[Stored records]
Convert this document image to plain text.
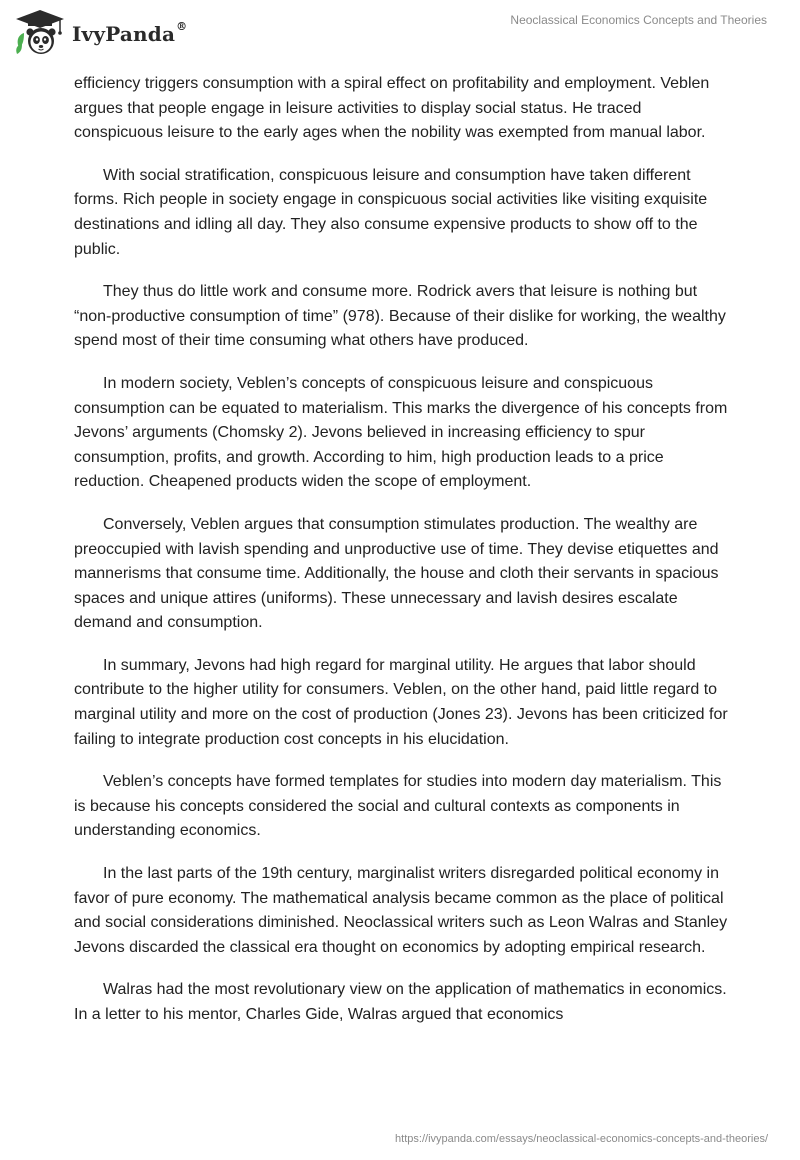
IvyPanda®	Neoclassical Economics Concepts and Theories

efficiency triggers consumption with a spiral effect on profitability and employment. Veblen argues that people engage in leisure activities to display social status. He traced conspicuous leisure to the early ages when the nobility was exempted from manual labor.

With social stratification, conspicuous leisure and consumption have taken different forms. Rich people in society engage in conspicuous social activities like visiting exquisite destinations and idling all day. They also consume expensive products to show off to the public.

They thus do little work and consume more. Rodrick avers that leisure is nothing but “non-productive consumption of time” (978). Because of their dislike for working, the wealthy spend most of their time consuming what others have produced.

In modern society, Veblen’s concepts of conspicuous leisure and conspicuous consumption can be equated to materialism. This marks the divergence of his concepts from Jevons’ arguments (Chomsky 2). Jevons believed in increasing efficiency to spur consumption, profits, and growth. According to him, high production leads to a price reduction. Cheapened products widen the scope of employment.

Conversely, Veblen argues that consumption stimulates production. The wealthy are preoccupied with lavish spending and unproductive use of time. They devise etiquettes and mannerisms that consume time. Additionally, the house and cloth their servants in spacious spaces and unique attires (uniforms). These unnecessary and lavish desires escalate demand and consumption.

In summary, Jevons had high regard for marginal utility. He argues that labor should contribute to the higher utility for consumers. Veblen, on the other hand, paid little regard to marginal utility and more on the cost of production (Jones 23). Jevons has been criticized for failing to integrate production cost concepts in his elucidation.

Veblen’s concepts have formed templates for studies into modern day materialism. This is because his concepts considered the social and cultural contexts as components in understanding economics.

In the last parts of the 19th century, marginalist writers disregarded political economy in favor of pure economy. The mathematical analysis became common as the place of political and social considerations diminished. Neoclassical writers such as Leon Walras and Stanley Jevons discarded the classical era thought on economics by adopting empirical research.

Walras had the most revolutionary view on the application of mathematics in economics. In a letter to his mentor, Charles Gide, Walras argued that economics

https://ivypanda.com/essays/neoclassical-economics-concepts-and-theories/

## SHORT PROBLEM
Restate each line of the records exactly; pictures do not belong in the copy.

## ANSWER
Convert this document image to plain text.
IvyPanda®	Neoclassical Economics Concepts and Theories

efficiency triggers consumption with a spiral effect on profitability and employment. Veblen argues that people engage in leisure activities to display social status. He traced conspicuous leisure to the early ages when the nobility was exempted from manual labor.

With social stratification, conspicuous leisure and consumption have taken different forms. Rich people in society engage in conspicuous social activities like visiting exquisite destinations and idling all day. They also consume expensive products to show off to the public.

They thus do little work and consume more. Rodrick avers that leisure is nothing but “non-productive consumption of time” (978). Because of their dislike for working, the wealthy spend most of their time consuming what others have produced.

In modern society, Veblen’s concepts of conspicuous leisure and conspicuous consumption can be equated to materialism. This marks the divergence of his concepts from Jevons’ arguments (Chomsky 2). Jevons believed in increasing efficiency to spur consumption, profits, and growth. According to him, high production leads to a price reduction. Cheapened products widen the scope of employment.

Conversely, Veblen argues that consumption stimulates production. The wealthy are preoccupied with lavish spending and unproductive use of time. They devise etiquettes and mannerisms that consume time. Additionally, the house and cloth their servants in spacious spaces and unique attires (uniforms). These unnecessary and lavish desires escalate demand and consumption.

In summary, Jevons had high regard for marginal utility. He argues that labor should contribute to the higher utility for consumers. Veblen, on the other hand, paid little regard to marginal utility and more on the cost of production (Jones 23). Jevons has been criticized for failing to integrate production cost concepts in his elucidation.

Veblen’s concepts have formed templates for studies into modern day materialism. This is because his concepts considered the social and cultural contexts as components in understanding economics.

In the last parts of the 19th century, marginalist writers disregarded political economy in favor of pure economy. The mathematical analysis became common as the place of political and social considerations diminished. Neoclassical writers such as Leon Walras and Stanley Jevons discarded the classical era thought on economics by adopting empirical research.

Walras had the most revolutionary view on the application of mathematics in economics. In a letter to his mentor, Charles Gide, Walras argued that economics

https://ivypanda.com/essays/neoclassical-economics-concepts-and-theories/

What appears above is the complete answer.